> [Written instruction]: Provide an exact reproduction of every entry.

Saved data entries
########
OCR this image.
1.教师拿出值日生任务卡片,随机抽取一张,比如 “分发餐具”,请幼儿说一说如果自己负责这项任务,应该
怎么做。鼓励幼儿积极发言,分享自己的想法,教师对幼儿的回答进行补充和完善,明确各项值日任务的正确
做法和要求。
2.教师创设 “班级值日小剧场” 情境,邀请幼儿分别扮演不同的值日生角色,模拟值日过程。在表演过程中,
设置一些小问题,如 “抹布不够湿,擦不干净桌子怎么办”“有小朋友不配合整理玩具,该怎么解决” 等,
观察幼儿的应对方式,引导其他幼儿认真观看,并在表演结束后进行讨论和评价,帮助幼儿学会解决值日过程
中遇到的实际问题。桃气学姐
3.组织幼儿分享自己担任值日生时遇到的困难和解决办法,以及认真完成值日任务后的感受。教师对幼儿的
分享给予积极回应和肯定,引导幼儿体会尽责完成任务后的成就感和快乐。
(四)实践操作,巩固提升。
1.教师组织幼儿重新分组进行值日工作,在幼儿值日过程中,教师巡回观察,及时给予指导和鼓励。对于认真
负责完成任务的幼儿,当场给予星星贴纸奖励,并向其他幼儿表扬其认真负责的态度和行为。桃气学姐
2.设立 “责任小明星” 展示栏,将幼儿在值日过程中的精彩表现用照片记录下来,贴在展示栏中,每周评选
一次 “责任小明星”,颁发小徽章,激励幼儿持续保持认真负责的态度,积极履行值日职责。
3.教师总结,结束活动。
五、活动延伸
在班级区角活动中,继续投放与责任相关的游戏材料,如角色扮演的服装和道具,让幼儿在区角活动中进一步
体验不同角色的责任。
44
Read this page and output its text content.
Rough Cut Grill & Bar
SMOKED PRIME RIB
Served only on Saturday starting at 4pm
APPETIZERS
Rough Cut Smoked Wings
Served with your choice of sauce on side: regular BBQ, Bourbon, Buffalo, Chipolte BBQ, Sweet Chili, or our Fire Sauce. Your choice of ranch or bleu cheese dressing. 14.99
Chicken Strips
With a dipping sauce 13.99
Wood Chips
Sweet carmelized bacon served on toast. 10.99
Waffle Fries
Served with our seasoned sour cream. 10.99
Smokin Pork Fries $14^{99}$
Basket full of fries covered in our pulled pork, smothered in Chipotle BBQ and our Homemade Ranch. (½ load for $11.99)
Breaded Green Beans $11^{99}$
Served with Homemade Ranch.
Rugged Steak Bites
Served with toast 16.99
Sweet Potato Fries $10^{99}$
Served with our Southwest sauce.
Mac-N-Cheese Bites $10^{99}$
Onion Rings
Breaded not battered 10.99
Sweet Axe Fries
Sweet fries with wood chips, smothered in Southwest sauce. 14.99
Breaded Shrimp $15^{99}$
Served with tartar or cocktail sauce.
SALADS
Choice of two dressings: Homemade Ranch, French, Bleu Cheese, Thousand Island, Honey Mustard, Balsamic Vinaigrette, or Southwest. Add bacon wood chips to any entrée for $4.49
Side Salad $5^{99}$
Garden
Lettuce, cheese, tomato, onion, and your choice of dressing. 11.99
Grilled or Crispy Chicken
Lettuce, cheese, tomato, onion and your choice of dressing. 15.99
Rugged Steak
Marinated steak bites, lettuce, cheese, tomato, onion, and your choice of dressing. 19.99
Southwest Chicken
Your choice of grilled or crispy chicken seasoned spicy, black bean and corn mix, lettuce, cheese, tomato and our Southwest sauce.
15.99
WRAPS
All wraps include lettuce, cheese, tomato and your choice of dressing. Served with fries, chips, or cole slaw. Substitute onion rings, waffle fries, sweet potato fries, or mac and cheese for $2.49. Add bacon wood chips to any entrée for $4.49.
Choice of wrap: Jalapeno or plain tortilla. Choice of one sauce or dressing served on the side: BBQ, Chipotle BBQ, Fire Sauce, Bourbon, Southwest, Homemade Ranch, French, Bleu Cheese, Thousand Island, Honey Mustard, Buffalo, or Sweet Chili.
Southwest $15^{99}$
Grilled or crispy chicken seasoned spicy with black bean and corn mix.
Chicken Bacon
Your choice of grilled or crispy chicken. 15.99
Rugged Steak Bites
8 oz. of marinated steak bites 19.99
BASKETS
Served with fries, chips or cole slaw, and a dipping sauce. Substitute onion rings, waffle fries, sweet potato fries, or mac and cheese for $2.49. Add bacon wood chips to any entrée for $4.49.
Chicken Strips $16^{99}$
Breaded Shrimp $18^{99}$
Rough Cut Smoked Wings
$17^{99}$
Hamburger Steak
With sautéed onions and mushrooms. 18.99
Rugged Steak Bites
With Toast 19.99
########
> [Output of the exercise]:
OCR this image.
1.教师拿出值日生任务卡片,随机抽取一张,比如 “分发餐具”,请幼儿说一说如果自己负责这项任务,应该
怎么做。鼓励幼儿积极发言,分享自己的想法,教师对幼儿的回答进行补充和完善,明确各项值日任务的正确
做法和要求。
2.教师创设 “班级值日小剧场” 情境,邀请幼儿分别扮演不同的值日生角色,模拟值日过程。在表演过程中,
设置一些小问题,如 “抹布不够湿,擦不干净桌子怎么办”“有小朋友不配合整理玩具,该怎么解决” 等,
观察幼儿的应对方式,引导其他幼儿认真观看,并在表演结束后进行讨论和评价,帮助幼儿学会解决值日过程
中遇到的实际问题。桃气学姐
3.组织幼儿分享自己担任值日生时遇到的困难和解决办法,以及认真完成值日任务后的感受。教师对幼儿的
分享给予积极回应和肯定,引导幼儿体会尽责完成任务后的成就感和快乐。
(四)实践操作,巩固提升。
1.教师组织幼儿重新分组进行值日工作,在幼儿值日过程中,教师巡回观察,及时给予指导和鼓励。对于认真
负责完成任务的幼儿,当场给予星星贴纸奖励,并向其他幼儿表扬其认真负责的态度和行为。桃气学姐
2.设立 “责任小明星” 展示栏,将幼儿在值日过程中的精彩表现用照片记录下来,贴在展示栏中,每周评选
一次 “责任小明星”,颁发小徽章,激励幼儿持续保持认真负责的态度,积极履行值日职责。
3.教师总结,结束活动。
五、活动延伸
在班级区角活动中,继续投放与责任相关的游戏材料,如角色扮演的服装和道具,让幼儿在区角活动中进一步
体验不同角色的责任。
44
Read this page and output its text content.
Rough Cut Grill & Bar
SMOKED PRIME RIB
Served only on Saturday starting at 4pm
APPETIZERS
Rough Cut Smoked Wings
Served with your choice of sauce on side: regular BBQ, Bourbon, Buffalo, Chipolte BBQ, Sweet Chili, or our Fire Sauce. Your choice of ranch or bleu cheese dressing. 14.99
Chicken Strips
With a dipping sauce 13.99
Wood Chips
Sweet carmelized bacon served on toast. 10.99
Waffle Fries
Served with our seasoned sour cream. 10.99
Smokin Pork Fries $14^{99}$
Basket full of fries covered in our pulled pork, smothered in Chipotle BBQ and our Homemade Ranch. (½ load for $11.99)
Breaded Green Beans $11^{99}$
Served with Homemade Ranch.
Rugged Steak Bites
Served with toast 16.99
Sweet Potato Fries $10^{99}$
Served with our Southwest sauce.
Mac-N-Cheese Bites $10^{99}$
Onion Rings
Breaded not battered 10.99
Sweet Axe Fries
Sweet fries with wood chips, smothered in Southwest sauce. 14.99
Breaded Shrimp $15^{99}$
Served with tartar or cocktail sauce.
SALADS
Choice of two dressings: Homemade Ranch, French, Bleu Cheese, Thousand Island, Honey Mustard, Balsamic Vinaigrette, or Southwest. Add bacon wood chips to any entrée for $4.49
Side Salad $5^{99}$
Garden
Lettuce, cheese, tomato, onion, and your choice of dressing. 11.99
Grilled or Crispy Chicken
Lettuce, cheese, tomato, onion and your choice of dressing. 15.99
Rugged Steak
Marinated steak bites, lettuce, cheese, tomato, onion, and your choice of dressing. 19.99
Southwest Chicken
Your choice of grilled or crispy chicken seasoned spicy, black bean and corn mix, lettuce, cheese, tomato and our Southwest sauce.
15.99
WRAPS
All wraps include lettuce, cheese, tomato and your choice of dressing. Served with fries, chips, or cole slaw. Substitute onion rings, waffle fries, sweet potato fries, or mac and cheese for $2.49. Add bacon wood chips to any entrée for $4.49.
Choice of wrap: Jalapeno or plain tortilla. Choice of one sauce or dressing served on the side: BBQ, Chipotle BBQ, Fire Sauce, Bourbon, Southwest, Homemade Ranch, French, Bleu Cheese, Thousand Island, Honey Mustard, Buffalo, or Sweet Chili.
Southwest $15^{99}$
Grilled or crispy chicken seasoned spicy with black bean and corn mix.
Chicken Bacon
Your choice of grilled or crispy chicken. 15.99
Rugged Steak Bites
8 oz. of marinated steak bites 19.99
BASKETS
Served with fries, chips or cole slaw, and a dipping sauce. Substitute onion rings, waffle fries, sweet potato fries, or mac and cheese for $2.49. Add bacon wood chips to any entrée for $4.49.
Chicken Strips $16^{99}$
Breaded Shrimp $18^{99}$
Rough Cut Smoked Wings
$17^{99}$
Hamburger Steak
With sautéed onions and mushrooms. 18.99
Rugged Steak Bites
With Toast 19.99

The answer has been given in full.